> **DIRECTIONS**: Copy every record below exactly as written, but leave out the pictures.

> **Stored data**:
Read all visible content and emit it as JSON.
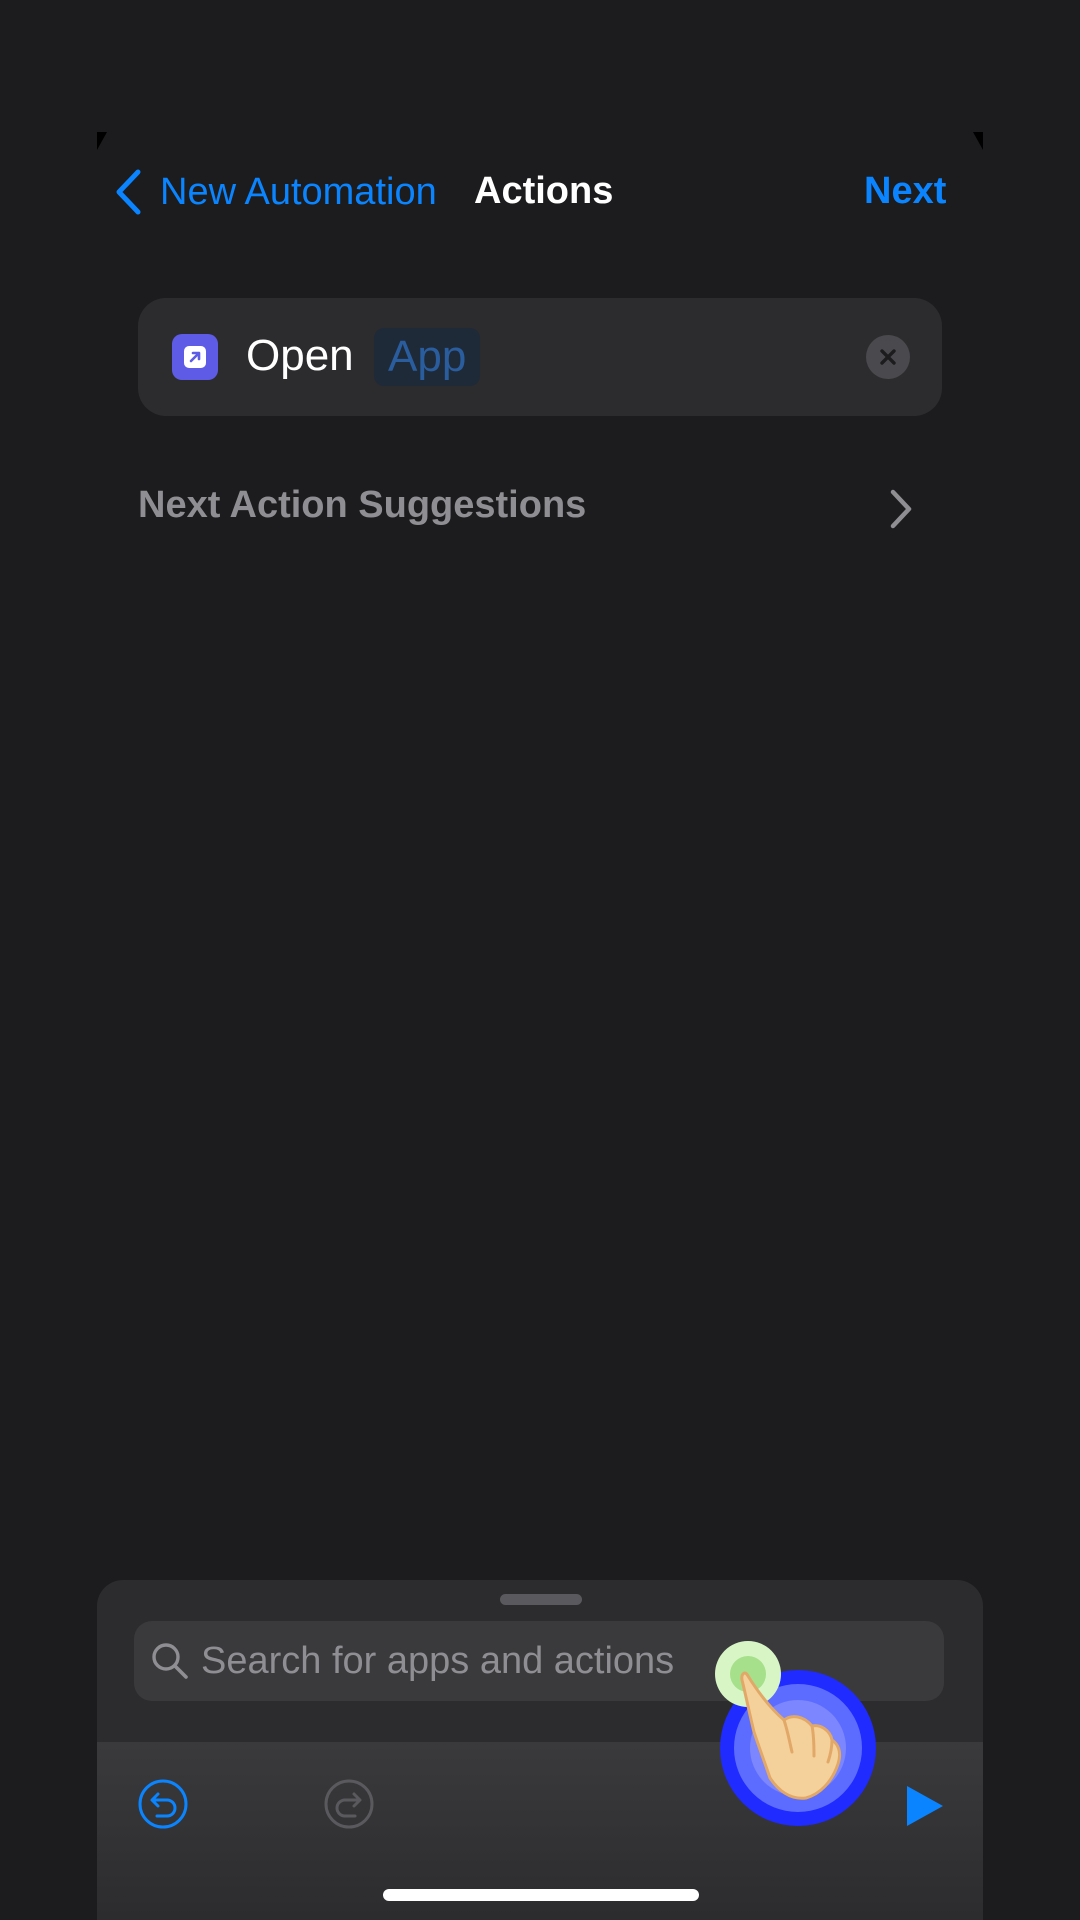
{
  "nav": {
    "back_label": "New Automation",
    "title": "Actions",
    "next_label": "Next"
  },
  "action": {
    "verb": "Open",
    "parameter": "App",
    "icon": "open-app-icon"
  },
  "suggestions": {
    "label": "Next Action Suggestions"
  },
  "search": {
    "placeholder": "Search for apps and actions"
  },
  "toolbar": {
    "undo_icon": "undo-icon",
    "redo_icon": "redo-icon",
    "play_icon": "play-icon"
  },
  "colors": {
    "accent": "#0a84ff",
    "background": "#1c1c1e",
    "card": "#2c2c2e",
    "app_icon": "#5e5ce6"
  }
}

> **EXERCISE RESULT**:
Read all visible content and emit it as JSON.
{
  "nav": {
    "back_label": "New Automation",
    "title": "Actions",
    "next_label": "Next"
  },
  "action": {
    "verb": "Open",
    "parameter": "App",
    "icon": "open-app-icon"
  },
  "suggestions": {
    "label": "Next Action Suggestions"
  },
  "search": {
    "placeholder": "Search for apps and actions"
  },
  "toolbar": {
    "undo_icon": "undo-icon",
    "redo_icon": "redo-icon",
    "play_icon": "play-icon"
  },
  "colors": {
    "accent": "#0a84ff",
    "background": "#1c1c1e",
    "card": "#2c2c2e",
    "app_icon": "#5e5ce6"
  }
}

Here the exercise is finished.